━━━━━ Data extract ━━━━━
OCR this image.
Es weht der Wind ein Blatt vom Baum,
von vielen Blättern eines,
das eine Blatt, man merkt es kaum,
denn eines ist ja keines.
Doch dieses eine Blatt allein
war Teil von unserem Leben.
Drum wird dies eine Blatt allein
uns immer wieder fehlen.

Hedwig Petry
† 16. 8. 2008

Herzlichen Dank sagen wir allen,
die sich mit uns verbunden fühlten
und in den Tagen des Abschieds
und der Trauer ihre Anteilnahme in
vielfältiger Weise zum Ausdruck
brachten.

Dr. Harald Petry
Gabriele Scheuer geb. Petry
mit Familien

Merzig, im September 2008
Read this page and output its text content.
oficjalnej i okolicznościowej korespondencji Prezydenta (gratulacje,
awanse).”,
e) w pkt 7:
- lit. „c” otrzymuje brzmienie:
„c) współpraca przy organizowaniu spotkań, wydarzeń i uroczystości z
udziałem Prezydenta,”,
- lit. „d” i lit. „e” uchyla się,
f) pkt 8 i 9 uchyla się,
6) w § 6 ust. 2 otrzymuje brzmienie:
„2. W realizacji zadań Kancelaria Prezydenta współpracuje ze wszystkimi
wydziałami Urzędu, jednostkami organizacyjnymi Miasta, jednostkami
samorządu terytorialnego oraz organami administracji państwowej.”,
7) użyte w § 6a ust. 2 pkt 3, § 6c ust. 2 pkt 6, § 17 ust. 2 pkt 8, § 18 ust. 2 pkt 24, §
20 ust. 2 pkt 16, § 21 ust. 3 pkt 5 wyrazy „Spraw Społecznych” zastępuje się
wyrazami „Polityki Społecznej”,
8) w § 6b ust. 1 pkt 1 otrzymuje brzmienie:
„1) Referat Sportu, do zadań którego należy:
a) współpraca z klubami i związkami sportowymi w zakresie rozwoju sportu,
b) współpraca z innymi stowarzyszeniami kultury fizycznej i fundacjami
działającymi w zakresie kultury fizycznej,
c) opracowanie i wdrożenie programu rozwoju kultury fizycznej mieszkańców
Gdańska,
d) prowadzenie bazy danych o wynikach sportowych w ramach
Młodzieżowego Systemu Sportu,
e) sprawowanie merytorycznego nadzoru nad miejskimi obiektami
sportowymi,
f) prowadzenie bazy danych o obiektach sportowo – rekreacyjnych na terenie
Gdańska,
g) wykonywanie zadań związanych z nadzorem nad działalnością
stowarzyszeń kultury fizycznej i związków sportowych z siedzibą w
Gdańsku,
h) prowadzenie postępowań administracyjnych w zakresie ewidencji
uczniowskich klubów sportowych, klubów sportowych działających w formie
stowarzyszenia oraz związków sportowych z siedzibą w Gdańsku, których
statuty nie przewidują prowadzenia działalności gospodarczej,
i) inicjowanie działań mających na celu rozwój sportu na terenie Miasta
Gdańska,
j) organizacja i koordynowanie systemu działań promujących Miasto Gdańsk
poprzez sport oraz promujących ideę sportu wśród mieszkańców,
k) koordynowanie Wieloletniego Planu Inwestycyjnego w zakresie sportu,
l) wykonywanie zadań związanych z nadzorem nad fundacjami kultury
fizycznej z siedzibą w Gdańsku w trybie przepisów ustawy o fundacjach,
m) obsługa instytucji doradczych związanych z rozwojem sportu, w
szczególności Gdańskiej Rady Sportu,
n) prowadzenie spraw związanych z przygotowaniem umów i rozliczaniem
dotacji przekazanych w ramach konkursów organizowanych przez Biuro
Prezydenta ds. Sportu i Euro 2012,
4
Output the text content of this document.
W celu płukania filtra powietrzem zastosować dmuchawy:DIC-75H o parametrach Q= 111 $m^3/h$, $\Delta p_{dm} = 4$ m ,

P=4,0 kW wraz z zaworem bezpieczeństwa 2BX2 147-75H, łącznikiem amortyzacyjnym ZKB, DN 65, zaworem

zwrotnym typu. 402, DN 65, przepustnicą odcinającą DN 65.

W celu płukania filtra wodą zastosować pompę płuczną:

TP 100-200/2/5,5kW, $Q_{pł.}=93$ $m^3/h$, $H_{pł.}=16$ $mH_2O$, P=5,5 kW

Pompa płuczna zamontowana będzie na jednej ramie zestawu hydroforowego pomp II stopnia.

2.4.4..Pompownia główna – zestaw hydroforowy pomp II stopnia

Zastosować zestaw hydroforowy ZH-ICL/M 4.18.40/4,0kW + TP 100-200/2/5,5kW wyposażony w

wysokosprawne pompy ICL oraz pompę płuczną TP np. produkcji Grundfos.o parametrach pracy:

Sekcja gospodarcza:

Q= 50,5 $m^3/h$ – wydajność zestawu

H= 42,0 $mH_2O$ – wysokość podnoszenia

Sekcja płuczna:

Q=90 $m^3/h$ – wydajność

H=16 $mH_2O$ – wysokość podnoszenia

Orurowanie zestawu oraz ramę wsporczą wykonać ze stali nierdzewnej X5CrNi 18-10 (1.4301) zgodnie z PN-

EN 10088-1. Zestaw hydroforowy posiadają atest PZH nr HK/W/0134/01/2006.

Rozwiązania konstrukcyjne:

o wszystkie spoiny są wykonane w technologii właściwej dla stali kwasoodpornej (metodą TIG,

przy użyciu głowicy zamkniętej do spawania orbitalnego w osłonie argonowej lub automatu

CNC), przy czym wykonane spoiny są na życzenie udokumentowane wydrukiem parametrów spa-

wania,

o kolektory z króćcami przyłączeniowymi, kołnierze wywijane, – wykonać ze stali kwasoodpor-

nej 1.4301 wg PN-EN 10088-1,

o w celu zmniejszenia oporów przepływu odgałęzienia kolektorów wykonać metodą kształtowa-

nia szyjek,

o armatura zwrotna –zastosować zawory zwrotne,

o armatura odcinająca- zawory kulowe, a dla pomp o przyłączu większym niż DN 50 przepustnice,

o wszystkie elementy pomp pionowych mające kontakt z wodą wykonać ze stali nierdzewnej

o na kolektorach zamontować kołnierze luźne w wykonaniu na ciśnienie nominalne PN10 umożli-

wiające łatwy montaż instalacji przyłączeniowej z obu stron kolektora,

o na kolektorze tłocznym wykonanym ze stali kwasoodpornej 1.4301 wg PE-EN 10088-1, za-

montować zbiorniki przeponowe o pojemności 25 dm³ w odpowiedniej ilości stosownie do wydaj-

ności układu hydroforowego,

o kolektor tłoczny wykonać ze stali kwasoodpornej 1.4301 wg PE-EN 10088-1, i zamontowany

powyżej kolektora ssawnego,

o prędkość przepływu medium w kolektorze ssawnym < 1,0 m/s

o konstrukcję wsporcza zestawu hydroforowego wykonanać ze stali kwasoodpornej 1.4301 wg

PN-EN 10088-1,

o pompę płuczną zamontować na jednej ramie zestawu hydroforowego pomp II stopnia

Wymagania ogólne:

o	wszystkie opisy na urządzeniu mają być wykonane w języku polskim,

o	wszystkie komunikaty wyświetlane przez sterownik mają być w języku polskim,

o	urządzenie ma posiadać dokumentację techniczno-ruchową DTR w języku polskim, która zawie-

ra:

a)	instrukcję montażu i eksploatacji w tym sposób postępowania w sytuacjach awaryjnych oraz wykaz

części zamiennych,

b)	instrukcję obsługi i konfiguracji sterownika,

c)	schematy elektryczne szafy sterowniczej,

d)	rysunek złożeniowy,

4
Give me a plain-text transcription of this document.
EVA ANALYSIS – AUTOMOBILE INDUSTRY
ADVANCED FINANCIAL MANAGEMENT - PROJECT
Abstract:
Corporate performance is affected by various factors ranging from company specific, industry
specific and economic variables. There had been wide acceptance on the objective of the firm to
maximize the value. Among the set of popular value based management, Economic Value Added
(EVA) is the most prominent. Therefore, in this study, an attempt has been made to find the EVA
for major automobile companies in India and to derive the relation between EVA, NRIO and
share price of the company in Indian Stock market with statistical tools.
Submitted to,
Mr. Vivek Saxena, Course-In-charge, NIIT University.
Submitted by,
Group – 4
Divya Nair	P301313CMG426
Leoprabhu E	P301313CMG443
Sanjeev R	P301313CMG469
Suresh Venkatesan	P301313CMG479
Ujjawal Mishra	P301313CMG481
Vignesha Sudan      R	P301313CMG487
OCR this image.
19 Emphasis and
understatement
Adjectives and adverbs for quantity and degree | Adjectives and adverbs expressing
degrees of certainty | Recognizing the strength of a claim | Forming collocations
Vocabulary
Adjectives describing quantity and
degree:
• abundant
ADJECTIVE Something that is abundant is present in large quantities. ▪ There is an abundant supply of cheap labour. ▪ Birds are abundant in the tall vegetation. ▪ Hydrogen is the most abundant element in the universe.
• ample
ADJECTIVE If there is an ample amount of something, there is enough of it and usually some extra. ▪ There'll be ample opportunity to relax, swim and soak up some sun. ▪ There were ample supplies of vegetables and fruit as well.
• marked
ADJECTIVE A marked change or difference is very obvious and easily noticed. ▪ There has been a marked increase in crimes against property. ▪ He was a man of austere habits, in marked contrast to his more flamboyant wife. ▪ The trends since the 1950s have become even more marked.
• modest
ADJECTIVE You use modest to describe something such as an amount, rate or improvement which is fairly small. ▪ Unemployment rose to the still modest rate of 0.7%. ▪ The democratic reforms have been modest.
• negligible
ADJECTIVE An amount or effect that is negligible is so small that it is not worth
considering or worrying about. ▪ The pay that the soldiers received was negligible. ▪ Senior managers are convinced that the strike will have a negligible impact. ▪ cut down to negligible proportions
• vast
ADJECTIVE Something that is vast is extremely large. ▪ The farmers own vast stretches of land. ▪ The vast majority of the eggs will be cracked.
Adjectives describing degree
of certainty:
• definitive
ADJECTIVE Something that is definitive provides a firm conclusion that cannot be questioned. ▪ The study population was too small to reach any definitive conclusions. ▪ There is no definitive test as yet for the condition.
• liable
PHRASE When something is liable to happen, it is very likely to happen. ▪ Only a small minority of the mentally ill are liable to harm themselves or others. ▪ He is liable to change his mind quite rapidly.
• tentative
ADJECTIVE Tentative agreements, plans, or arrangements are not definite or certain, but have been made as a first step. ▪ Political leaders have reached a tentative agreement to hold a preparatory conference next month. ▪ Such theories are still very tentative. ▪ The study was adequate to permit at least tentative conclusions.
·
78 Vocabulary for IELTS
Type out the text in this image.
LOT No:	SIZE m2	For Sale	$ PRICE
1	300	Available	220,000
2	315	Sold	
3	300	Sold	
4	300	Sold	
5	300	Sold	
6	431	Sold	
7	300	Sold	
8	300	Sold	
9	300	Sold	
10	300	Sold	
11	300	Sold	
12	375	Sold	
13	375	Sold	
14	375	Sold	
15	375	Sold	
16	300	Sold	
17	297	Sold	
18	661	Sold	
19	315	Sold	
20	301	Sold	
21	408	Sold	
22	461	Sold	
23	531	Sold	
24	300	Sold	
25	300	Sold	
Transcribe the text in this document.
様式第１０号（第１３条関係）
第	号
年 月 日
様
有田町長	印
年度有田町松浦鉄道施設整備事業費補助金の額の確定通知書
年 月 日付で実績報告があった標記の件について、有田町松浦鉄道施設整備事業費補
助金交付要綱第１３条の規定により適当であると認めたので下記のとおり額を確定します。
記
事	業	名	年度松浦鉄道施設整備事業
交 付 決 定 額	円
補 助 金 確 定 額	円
━━━━━
** Problem to work on **
Quote, word for word, every line starting at the one that contains "Transcribe the text in this document." and ending with the final line of the entries.

** Exercise output **
Transcribe the text in this document.
様式第１０号（第１３条関係）
第	号
年 月 日
様
有田町長	印
年度有田町松浦鉄道施設整備事業費補助金の額の確定通知書
年 月 日付で実績報告があった標記の件について、有田町松浦鉄道施設整備事業費補
助金交付要綱第１３条の規定により適当であると認めたので下記のとおり額を確定します。
記
事	業	名	年度松浦鉄道施設整備事業
交 付 決 定 額	円
補 助 金 確 定 額	円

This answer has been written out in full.